## begin

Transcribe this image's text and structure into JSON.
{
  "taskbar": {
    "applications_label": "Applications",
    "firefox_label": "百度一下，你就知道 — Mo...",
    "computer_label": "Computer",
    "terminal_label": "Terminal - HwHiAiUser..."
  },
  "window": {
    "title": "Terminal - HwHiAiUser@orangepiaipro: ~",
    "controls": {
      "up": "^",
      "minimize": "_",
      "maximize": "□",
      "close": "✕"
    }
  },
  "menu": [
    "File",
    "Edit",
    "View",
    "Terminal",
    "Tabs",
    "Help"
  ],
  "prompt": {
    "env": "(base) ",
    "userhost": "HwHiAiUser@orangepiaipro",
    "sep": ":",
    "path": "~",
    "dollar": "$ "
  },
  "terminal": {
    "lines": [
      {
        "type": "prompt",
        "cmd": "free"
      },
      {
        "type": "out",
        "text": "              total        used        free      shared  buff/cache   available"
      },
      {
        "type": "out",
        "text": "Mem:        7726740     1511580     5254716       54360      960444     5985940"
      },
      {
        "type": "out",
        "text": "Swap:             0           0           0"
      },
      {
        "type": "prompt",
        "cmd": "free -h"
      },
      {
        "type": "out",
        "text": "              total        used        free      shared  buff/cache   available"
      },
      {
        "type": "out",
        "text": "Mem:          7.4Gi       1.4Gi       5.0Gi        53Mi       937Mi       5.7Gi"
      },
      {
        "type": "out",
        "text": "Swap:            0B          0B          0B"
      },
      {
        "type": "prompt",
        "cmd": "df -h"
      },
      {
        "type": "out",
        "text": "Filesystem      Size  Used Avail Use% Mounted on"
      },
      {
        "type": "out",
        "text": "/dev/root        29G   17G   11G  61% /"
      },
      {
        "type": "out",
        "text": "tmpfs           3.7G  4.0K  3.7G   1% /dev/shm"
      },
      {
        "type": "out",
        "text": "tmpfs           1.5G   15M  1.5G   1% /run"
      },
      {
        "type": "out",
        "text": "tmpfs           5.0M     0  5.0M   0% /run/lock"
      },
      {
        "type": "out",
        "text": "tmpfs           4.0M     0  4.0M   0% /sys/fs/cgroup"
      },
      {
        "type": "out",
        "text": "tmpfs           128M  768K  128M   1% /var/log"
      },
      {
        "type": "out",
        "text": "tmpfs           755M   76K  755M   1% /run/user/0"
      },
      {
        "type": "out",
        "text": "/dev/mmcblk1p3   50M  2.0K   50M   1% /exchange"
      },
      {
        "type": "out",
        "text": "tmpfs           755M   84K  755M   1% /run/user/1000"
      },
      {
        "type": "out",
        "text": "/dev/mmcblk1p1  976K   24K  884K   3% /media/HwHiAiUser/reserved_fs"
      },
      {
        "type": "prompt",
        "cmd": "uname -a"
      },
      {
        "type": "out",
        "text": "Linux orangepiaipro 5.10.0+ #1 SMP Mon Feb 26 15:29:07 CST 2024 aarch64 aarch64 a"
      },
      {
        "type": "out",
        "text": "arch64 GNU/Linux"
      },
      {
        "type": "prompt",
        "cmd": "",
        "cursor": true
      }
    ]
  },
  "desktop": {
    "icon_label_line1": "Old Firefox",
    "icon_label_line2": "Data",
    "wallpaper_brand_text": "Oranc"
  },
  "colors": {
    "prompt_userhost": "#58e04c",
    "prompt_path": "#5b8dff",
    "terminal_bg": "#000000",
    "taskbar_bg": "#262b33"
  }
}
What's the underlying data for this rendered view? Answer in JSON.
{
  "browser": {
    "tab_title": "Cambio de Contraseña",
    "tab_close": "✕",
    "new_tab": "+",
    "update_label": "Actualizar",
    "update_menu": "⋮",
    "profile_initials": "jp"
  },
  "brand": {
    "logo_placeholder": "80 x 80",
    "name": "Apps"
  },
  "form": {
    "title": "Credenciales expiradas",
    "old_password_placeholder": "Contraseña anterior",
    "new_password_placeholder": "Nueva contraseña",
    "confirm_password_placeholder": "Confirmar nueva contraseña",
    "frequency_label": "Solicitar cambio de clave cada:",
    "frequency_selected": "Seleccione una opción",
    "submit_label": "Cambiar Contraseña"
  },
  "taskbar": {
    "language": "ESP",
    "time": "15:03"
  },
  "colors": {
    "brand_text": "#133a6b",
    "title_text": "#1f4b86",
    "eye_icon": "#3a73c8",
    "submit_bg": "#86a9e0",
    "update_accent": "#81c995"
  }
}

## end

» WHAT YOU ARE ASKED TO DO: Return all of the data exactly as it reads.

» RESULT FOR THIS TASK:
Transcribe this image's text and structure into JSON.
{
  "taskbar": {
    "applications_label": "Applications",
    "firefox_label": "百度一下，你就知道 — Mo...",
    "computer_label": "Computer",
    "terminal_label": "Terminal - HwHiAiUser..."
  },
  "window": {
    "title": "Terminal - HwHiAiUser@orangepiaipro: ~",
    "controls": {
      "up": "^",
      "minimize": "_",
      "maximize": "□",
      "close": "✕"
    }
  },
  "menu": [
    "File",
    "Edit",
    "View",
    "Terminal",
    "Tabs",
    "Help"
  ],
  "prompt": {
    "env": "(base) ",
    "userhost": "HwHiAiUser@orangepiaipro",
    "sep": ":",
    "path": "~",
    "dollar": "$ "
  },
  "terminal": {
    "lines": [
      {
        "type": "prompt",
        "cmd": "free"
      },
      {
        "type": "out",
        "text": "              total        used        free      shared  buff/cache   available"
      },
      {
        "type": "out",
        "text": "Mem:        7726740     1511580     5254716       54360      960444     5985940"
      },
      {
        "type": "out",
        "text": "Swap:             0           0           0"
      },
      {
        "type": "prompt",
        "cmd": "free -h"
      },
      {
        "type": "out",
        "text": "              total        used        free      shared  buff/cache   available"
      },
      {
        "type": "out",
        "text": "Mem:          7.4Gi       1.4Gi       5.0Gi        53Mi       937Mi       5.7Gi"
      },
      {
        "type": "out",
        "text": "Swap:            0B          0B          0B"
      },
      {
        "type": "prompt",
        "cmd": "df -h"
      },
      {
        "type": "out",
        "text": "Filesystem      Size  Used Avail Use% Mounted on"
      },
      {
        "type": "out",
        "text": "/dev/root        29G   17G   11G  61% /"
      },
      {
        "type": "out",
        "text": "tmpfs           3.7G  4.0K  3.7G   1% /dev/shm"
      },
      {
        "type": "out",
        "text": "tmpfs           1.5G   15M  1.5G   1% /run"
      },
      {
        "type": "out",
        "text": "tmpfs           5.0M     0  5.0M   0% /run/lock"
      },
      {
        "type": "out",
        "text": "tmpfs           4.0M     0  4.0M   0% /sys/fs/cgroup"
      },
      {
        "type": "out",
        "text": "tmpfs           128M  768K  128M   1% /var/log"
      },
      {
        "type": "out",
        "text": "tmpfs           755M   76K  755M   1% /run/user/0"
      },
      {
        "type": "out",
        "text": "/dev/mmcblk1p3   50M  2.0K   50M   1% /exchange"
      },
      {
        "type": "out",
        "text": "tmpfs           755M   84K  755M   1% /run/user/1000"
      },
      {
        "type": "out",
        "text": "/dev/mmcblk1p1  976K   24K  884K   3% /media/HwHiAiUser/reserved_fs"
      },
      {
        "type": "prompt",
        "cmd": "uname -a"
      },
      {
        "type": "out",
        "text": "Linux orangepiaipro 5.10.0+ #1 SMP Mon Feb 26 15:29:07 CST 2024 aarch64 aarch64 a"
      },
      {
        "type": "out",
        "text": "arch64 GNU/Linux"
      },
      {
        "type": "prompt",
        "cmd": "",
        "cursor": true
      }
    ]
  },
  "desktop": {
    "icon_label_line1": "Old Firefox",
    "icon_label_line2": "Data",
    "wallpaper_brand_text": "Oranc"
  },
  "colors": {
    "prompt_userhost": "#58e04c",
    "prompt_path": "#5b8dff",
    "terminal_bg": "#000000",
    "taskbar_bg": "#262b33"
  }
}
What's the underlying data for this rendered view? Answer in JSON.
{
  "browser": {
    "tab_title": "Cambio de Contraseña",
    "tab_close": "✕",
    "new_tab": "+",
    "update_label": "Actualizar",
    "update_menu": "⋮",
    "profile_initials": "jp"
  },
  "brand": {
    "logo_placeholder": "80 x 80",
    "name": "Apps"
  },
  "form": {
    "title": "Credenciales expiradas",
    "old_password_placeholder": "Contraseña anterior",
    "new_password_placeholder": "Nueva contraseña",
    "confirm_password_placeholder": "Confirmar nueva contraseña",
    "frequency_label": "Solicitar cambio de clave cada:",
    "frequency_selected": "Seleccione una opción",
    "submit_label": "Cambiar Contraseña"
  },
  "taskbar": {
    "language": "ESP",
    "time": "15:03"
  },
  "colors": {
    "brand_text": "#133a6b",
    "title_text": "#1f4b86",
    "eye_icon": "#3a73c8",
    "submit_bg": "#86a9e0",
    "update_accent": "#81c995"
  }
}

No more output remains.